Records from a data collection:
━━━━━━━━━━━━━━━━
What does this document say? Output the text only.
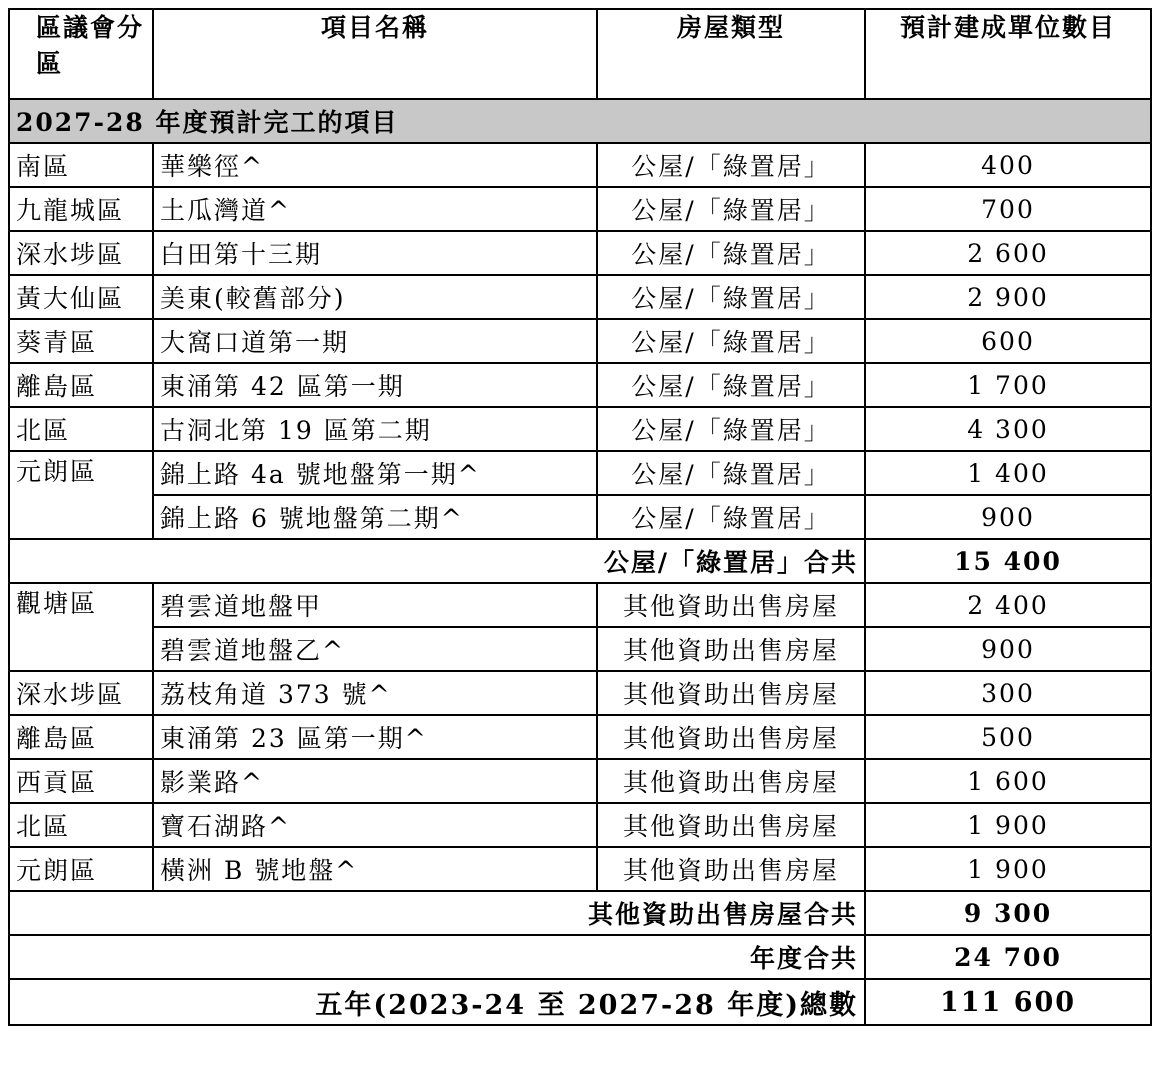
區議會分區	項目名稱	房屋類型	預計建成單位數目
2027-28 年度預計完工的項目			
南區	華樂徑^	公屋/「綠置居」	400
九龍城區	土瓜灣道^	公屋/「綠置居」	700
深水埗區	白田第十三期	公屋/「綠置居」	2 600
黃大仙區	美東(較舊部分)	公屋/「綠置居」	2 900
葵青區	大窩口道第一期	公屋/「綠置居」	600
離島區	東涌第 42 區第一期	公屋/「綠置居」	1 700
北區	古洞北第 19 區第二期	公屋/「綠置居」	4 300
元朗區	錦上路 4a 號地盤第一期^	公屋/「綠置居」	1 400
	錦上路 6 號地盤第二期^	公屋/「綠置居」	900
公屋/「綠置居」合共			15 400
觀塘區	碧雲道地盤甲	其他資助出售房屋	2 400
	碧雲道地盤乙^	其他資助出售房屋	900
深水埗區	荔枝角道 373 號^	其他資助出售房屋	300
離島區	東涌第 23 區第一期^	其他資助出售房屋	500
西貢區	影業路^	其他資助出售房屋	1 600
北區	寶石湖路^	其他資助出售房屋	1 900
元朗區	橫洲 B 號地盤^	其他資助出售房屋	1 900
其他資助出售房屋合共			9 300
年度合共			24 700
五年(2023-24 至 2027-28 年度)總數			111 600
━━━━━━━━━━━━━━━━
EXERCISE INSTRUCTIONS
Your task is to collect every line above that contains the word "深水埗區".

THE OUTPUT
深水埗區	白田第十三期	公屋/「綠置居」	2 600
深水埗區	荔枝角道 373 號^	其他資助出售房屋	300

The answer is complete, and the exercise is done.